▸ **To be done**: Lines that contain the string "строительно" are to be copied; leave out all others.

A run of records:

------------------------------------------------------------------------

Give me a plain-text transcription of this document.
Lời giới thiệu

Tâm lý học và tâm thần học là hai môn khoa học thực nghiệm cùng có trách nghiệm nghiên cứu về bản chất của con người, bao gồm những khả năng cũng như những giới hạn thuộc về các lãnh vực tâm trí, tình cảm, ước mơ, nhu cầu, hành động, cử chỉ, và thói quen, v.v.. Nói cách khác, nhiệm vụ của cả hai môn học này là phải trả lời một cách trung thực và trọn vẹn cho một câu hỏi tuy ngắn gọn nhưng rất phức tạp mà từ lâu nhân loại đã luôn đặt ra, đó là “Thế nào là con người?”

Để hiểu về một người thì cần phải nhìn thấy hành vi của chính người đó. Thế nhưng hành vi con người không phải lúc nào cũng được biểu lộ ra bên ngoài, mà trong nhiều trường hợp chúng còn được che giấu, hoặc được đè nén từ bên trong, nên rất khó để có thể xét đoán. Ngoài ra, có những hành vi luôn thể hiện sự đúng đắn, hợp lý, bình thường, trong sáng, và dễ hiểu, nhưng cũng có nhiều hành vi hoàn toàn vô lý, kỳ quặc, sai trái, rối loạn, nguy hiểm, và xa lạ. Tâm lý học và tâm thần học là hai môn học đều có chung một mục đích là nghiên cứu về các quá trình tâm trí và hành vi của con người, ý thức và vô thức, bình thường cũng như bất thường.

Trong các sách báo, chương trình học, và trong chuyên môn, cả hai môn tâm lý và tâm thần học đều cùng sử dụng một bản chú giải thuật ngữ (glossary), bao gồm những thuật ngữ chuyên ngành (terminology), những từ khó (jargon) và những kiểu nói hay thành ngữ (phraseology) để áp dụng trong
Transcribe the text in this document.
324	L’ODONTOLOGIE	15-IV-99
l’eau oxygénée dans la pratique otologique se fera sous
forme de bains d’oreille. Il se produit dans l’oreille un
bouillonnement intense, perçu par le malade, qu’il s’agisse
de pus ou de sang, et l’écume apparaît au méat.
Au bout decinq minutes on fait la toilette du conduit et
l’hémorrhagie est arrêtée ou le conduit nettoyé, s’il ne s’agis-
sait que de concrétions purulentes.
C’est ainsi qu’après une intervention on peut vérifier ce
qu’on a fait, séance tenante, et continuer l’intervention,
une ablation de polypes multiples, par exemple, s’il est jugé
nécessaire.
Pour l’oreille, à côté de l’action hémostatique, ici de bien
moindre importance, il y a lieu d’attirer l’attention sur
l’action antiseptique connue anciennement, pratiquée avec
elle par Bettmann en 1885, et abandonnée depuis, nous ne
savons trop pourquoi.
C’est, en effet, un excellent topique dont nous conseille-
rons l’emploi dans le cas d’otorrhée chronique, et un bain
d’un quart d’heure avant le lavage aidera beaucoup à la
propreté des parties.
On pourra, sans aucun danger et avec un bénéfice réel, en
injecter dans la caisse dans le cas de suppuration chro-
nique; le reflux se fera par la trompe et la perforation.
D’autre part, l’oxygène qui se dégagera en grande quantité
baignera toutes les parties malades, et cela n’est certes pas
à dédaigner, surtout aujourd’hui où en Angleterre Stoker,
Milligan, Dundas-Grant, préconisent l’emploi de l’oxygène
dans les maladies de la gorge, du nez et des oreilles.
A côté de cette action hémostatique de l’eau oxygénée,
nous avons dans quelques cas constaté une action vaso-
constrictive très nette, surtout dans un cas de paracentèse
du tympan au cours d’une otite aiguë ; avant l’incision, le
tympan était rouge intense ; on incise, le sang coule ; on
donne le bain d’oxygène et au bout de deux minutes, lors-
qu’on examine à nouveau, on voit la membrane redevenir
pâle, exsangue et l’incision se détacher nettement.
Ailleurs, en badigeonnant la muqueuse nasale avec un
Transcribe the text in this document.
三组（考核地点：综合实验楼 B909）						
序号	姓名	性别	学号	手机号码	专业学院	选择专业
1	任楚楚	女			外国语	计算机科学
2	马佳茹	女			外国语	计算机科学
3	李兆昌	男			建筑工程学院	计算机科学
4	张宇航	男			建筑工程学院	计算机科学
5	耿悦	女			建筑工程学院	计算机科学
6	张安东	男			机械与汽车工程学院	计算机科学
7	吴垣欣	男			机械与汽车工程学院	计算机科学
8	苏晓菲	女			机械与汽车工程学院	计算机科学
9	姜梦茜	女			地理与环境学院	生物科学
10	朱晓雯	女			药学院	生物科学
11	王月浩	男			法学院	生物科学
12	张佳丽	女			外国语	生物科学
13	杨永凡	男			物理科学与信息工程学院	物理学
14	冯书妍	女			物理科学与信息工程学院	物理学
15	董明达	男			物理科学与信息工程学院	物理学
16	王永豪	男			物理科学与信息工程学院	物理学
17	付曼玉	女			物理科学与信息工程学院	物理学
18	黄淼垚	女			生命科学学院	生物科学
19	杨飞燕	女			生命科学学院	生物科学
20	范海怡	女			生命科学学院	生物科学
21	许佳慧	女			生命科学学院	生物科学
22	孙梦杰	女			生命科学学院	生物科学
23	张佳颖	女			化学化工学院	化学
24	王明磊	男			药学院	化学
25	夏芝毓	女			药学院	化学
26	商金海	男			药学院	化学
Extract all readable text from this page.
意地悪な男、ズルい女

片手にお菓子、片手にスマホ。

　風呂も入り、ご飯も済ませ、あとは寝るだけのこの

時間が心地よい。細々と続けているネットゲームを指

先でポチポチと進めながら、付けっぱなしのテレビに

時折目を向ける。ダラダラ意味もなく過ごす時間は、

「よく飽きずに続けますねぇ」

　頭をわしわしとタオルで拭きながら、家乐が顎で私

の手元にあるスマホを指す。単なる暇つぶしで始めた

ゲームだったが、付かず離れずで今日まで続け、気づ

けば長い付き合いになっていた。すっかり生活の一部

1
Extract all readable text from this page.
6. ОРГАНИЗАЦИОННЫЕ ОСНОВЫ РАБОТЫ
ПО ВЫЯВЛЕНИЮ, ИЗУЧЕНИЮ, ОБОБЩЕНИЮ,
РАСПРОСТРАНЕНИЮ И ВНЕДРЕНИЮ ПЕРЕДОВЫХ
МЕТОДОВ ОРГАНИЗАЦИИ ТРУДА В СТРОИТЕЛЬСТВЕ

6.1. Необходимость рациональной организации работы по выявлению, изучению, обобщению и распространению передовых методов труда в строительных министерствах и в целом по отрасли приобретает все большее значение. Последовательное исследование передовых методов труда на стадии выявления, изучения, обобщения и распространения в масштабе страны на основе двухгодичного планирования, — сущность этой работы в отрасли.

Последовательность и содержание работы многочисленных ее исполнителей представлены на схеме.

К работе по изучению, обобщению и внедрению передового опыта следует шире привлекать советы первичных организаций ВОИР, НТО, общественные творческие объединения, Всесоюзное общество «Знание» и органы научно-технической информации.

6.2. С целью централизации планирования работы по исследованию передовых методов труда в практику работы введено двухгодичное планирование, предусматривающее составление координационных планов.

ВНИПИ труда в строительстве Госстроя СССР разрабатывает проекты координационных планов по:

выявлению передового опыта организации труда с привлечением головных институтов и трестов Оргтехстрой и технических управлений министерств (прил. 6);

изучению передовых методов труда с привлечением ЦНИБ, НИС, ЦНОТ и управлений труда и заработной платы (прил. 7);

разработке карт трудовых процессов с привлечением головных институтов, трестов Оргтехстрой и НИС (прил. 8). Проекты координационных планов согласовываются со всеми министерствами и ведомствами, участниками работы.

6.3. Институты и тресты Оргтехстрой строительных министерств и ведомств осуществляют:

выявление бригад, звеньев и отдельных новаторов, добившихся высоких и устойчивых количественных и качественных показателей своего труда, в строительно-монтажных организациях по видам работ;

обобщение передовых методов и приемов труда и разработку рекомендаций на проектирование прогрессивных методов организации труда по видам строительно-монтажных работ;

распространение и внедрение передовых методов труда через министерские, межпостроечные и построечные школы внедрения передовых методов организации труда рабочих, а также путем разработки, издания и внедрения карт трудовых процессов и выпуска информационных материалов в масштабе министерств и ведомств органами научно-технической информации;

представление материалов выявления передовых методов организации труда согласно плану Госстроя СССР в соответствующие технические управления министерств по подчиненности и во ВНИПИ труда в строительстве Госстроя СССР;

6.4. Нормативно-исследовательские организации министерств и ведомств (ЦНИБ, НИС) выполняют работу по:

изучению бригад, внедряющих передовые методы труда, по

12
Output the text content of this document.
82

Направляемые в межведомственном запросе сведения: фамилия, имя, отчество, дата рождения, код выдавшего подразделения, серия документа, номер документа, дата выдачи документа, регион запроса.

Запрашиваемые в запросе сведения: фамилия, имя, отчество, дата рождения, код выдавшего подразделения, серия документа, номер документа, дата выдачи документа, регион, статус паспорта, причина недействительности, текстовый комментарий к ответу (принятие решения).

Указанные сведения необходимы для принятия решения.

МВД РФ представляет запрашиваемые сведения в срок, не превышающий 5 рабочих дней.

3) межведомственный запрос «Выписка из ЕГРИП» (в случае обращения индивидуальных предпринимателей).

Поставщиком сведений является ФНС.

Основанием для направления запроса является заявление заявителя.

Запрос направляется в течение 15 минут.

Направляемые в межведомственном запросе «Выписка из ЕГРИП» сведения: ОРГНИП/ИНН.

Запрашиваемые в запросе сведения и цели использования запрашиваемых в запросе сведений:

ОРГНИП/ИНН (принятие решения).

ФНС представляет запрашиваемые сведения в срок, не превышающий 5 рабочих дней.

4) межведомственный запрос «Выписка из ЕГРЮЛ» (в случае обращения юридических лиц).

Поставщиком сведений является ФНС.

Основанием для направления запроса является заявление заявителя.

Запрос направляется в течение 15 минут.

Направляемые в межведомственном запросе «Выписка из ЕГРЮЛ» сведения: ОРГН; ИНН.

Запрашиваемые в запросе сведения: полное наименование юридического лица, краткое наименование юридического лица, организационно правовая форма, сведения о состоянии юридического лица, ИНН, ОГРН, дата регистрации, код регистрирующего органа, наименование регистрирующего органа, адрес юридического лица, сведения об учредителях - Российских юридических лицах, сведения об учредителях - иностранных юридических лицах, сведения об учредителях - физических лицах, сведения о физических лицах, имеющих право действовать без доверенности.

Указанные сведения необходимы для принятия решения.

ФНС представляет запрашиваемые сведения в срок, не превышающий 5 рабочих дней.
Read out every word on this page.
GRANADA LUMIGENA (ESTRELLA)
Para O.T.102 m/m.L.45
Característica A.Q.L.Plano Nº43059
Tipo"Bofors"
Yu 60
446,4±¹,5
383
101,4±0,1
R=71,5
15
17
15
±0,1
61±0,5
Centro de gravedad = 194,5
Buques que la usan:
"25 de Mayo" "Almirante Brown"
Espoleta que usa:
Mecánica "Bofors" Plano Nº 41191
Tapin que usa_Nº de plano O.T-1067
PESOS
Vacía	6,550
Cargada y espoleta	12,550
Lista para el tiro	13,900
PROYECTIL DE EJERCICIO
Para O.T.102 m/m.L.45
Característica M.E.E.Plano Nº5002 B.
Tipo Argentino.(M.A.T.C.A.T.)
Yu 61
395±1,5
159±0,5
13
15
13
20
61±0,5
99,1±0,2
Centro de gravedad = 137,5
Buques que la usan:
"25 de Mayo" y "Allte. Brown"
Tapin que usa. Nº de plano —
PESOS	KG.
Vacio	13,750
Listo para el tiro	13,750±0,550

------------------------------------------------------------------------

▸ **Response below**:
выявление бригад, звеньев и отдельных новаторов, добившихся высоких и устойчивых количественных и качественных показателей своего труда, в строительно-монтажных организациях по видам работ;
обобщение передовых методов и приемов труда и разработку рекомендаций на проектирование прогрессивных методов организации труда по видам строительно-монтажных работ;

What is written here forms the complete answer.